[Document excerpt]

We drove the '16 Jag XJ in Mumbai and didn't die (or kill anyone else)
Jag's XJ luxury lightweight executive sedan gets a midcycle refresh for 2016 aimed at adding tech, gear ratios and comfort, all while leaving what works -- namely the sleek cat's styling -- mostly alone.
If you're balking at "lightweight," it's an accurate descriptor, albeit relative: Whether in short- or long-wheelbase iteration, the XJ is the featherweight of its competitive set, 300 pounds lighter than a BMW 7-Series, 350 pounds lighter than an Audi A8L (even when AWD is added) and a whopping 700 pounds lighter than a comparable S-Class Benz.
Powering the XJ is the now-familiar Jag stable of V6 and V8 powerplants, all supercharged in this case, and ranging from 340-550 hp depending on trim level. An eight-speed ZF automatic is the only transmission, driving either the rear wheels or all four, and electric power steering makes its first XJ appearance.
Extraordinary interior accoutrements are expected in a Jaguar sedan, and the XJ delivers, though it doesn't break new ground. A noteworthy upgrade is the new InControl Touch Pro infotainment system replacing Jag's ancient, clunky touchscreen of yore. Attractive and relatively quick, InControl gets an 8-inch capacitive screen much like that found on a smartphone, allowing the pinch-to-zoom and swipe commands with which most drivers are familiar.

[/Document excerpt]
[The data]

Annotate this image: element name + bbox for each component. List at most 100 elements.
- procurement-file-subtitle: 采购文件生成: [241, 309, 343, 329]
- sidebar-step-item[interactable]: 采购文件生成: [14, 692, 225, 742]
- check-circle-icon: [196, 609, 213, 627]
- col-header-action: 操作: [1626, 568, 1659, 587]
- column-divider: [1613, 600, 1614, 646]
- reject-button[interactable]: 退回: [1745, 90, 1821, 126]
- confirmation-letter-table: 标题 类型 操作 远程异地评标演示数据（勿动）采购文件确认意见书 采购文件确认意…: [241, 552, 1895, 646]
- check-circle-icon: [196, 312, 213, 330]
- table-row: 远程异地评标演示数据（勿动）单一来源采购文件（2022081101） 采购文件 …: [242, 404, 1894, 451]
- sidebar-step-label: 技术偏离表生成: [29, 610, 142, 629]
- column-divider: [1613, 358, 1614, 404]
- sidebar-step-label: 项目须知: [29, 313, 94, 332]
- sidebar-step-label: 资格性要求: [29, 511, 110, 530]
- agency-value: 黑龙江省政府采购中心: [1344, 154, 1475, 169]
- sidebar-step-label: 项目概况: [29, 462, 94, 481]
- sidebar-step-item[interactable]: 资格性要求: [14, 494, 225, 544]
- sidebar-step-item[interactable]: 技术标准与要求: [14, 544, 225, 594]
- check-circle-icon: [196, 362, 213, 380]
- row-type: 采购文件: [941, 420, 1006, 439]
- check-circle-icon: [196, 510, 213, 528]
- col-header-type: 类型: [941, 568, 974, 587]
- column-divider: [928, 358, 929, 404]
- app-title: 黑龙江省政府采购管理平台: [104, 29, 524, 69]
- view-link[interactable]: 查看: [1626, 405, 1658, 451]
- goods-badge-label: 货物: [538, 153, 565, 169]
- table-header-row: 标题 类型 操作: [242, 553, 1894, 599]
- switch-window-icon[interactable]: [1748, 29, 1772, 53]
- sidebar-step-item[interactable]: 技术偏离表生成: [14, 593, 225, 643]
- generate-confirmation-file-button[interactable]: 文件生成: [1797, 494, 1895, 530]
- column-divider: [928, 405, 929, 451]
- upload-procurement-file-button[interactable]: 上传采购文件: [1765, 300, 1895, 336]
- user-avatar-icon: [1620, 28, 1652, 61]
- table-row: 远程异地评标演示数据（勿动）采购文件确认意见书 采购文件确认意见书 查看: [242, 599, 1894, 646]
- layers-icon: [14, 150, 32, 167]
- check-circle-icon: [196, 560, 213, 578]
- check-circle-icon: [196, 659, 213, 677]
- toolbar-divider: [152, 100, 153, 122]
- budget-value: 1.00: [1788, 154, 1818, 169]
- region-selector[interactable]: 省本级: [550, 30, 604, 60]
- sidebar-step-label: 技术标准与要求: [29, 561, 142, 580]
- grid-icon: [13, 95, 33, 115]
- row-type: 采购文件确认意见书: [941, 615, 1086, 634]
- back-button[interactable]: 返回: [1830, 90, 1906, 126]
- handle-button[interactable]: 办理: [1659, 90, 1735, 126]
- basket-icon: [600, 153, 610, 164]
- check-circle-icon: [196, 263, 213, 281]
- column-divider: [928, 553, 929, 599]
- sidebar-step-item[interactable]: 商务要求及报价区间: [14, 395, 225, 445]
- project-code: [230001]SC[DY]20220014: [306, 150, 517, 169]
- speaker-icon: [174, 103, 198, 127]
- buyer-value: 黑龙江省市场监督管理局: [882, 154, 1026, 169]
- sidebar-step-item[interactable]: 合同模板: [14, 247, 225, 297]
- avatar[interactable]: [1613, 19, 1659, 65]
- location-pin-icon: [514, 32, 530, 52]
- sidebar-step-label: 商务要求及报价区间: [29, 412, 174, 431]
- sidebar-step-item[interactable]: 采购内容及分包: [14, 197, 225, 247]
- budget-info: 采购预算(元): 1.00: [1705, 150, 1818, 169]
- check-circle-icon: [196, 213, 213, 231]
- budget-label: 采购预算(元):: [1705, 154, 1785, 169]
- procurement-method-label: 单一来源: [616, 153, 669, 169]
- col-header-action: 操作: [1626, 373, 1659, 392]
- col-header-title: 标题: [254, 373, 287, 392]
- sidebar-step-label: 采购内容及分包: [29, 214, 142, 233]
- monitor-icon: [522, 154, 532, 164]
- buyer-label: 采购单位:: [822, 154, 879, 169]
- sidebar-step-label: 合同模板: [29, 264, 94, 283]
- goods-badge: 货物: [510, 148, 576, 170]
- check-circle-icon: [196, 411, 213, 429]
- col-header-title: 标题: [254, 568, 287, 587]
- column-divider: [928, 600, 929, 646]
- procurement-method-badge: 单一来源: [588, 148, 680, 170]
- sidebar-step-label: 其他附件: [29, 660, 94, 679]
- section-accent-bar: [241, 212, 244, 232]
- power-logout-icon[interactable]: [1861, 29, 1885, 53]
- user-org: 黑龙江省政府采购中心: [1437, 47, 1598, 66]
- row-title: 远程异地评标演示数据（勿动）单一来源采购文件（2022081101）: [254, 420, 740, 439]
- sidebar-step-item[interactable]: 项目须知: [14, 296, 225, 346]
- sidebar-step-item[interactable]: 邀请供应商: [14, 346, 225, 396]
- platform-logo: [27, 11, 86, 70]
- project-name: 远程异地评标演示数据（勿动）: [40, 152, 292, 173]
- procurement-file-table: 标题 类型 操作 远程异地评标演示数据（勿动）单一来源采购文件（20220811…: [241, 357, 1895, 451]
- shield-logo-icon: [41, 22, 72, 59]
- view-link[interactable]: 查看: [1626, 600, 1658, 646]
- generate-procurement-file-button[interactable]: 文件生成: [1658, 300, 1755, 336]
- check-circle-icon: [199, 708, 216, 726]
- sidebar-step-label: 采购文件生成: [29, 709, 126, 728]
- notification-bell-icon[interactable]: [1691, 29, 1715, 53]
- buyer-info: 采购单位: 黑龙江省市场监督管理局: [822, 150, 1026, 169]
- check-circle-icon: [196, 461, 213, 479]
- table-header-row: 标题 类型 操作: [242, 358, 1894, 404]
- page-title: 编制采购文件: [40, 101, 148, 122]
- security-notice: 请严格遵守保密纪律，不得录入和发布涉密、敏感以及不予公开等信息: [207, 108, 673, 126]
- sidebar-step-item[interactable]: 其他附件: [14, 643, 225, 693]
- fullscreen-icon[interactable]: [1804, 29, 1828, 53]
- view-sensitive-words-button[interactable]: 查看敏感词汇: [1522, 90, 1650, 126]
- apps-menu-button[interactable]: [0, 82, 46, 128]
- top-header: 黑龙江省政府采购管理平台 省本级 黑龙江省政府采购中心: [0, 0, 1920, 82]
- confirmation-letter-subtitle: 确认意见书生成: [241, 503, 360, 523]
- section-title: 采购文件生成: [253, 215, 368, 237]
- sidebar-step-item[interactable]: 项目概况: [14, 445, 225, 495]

[/The data]

# [Required action A]
In the Jaguar XJ review, what type of transmission is the only one offered?
# [Required action B]
List every competitor vehicle that the Jaguar XJ review compares with the XJ by weight.
# [Required action C]
Extend the Jaguar XJ review past its last sentence, staying with its subject and tone.

# [Exercise response A]
An eight-speed ZF automatic.

# [Exercise response B]
BMW 7-Series, Audi A8L, S-Class Benz

# [Exercise response C]
Aside from infotainment improvements, Jaguar's big news for 2016, not just on the XJ but across its lineup, attempts to address the elephant in the room for many potential customers: reliability. To help assuage those buyers, the brand is introducing EliteCare, a warranty and customer-care program covering the first five years or 60,000 miles of ownership. EliteCare includes a limited warranty, free scheduled maintenance and 24/7 roadside assistance, plus the InControl Remote and Connect vehicle connectivity apps.
What's it like to drive?
Ever been to Mumbai, India? It's what sociologists and civil engineers term a "total clusterf&%k," albeit one with an undeniable energy and somewhat deniable beauty. Traffic is bad enough that Jag had us drive the XJ late at night, lest our experiences be relegated to just the stop/start system and pedestrian impact protection.
Add to the already chaotic nighttime streets of Mumbai the fact we were behind the wheel of a long-wheelbase, right-hand-drive car in a country that drives on the, ahem, wrong side of the road, and it's safe to say your experience may vary.
Chaos be damned, though: If the XJ can tackle Mumbai, imagine how it might perform on the relatively uncongested freeways of, say, Atlanta or Los Angeles, and side streets devoid of tuk-tuks, motorcycles carrying unhelmeted infants and the occasional head of cattle. The XJ rose, or in this case shrunk, to the challenge, doing its best impression of a compact sedan when weaving through crowded neighborhoods and around tightly packed roundabouts.
Credit the Jag's lightweight aluminum structure for giving the car impeccable reflexes, but kudos also go to the 3.0-liter supercharged V6 and its instantaneous response. Coupled to the well-tuned ZF eight-speed automatic, this compact powerplant is all the XJ needs to snarl from light to light while delivering long legs for highway cruising. No, it's not the sublime AJ-V8 -- now only offered in supercharged form -- but neither is it as thirsty, and the 5.0-liter V8 is an option-tick (and $15K) away should you require it.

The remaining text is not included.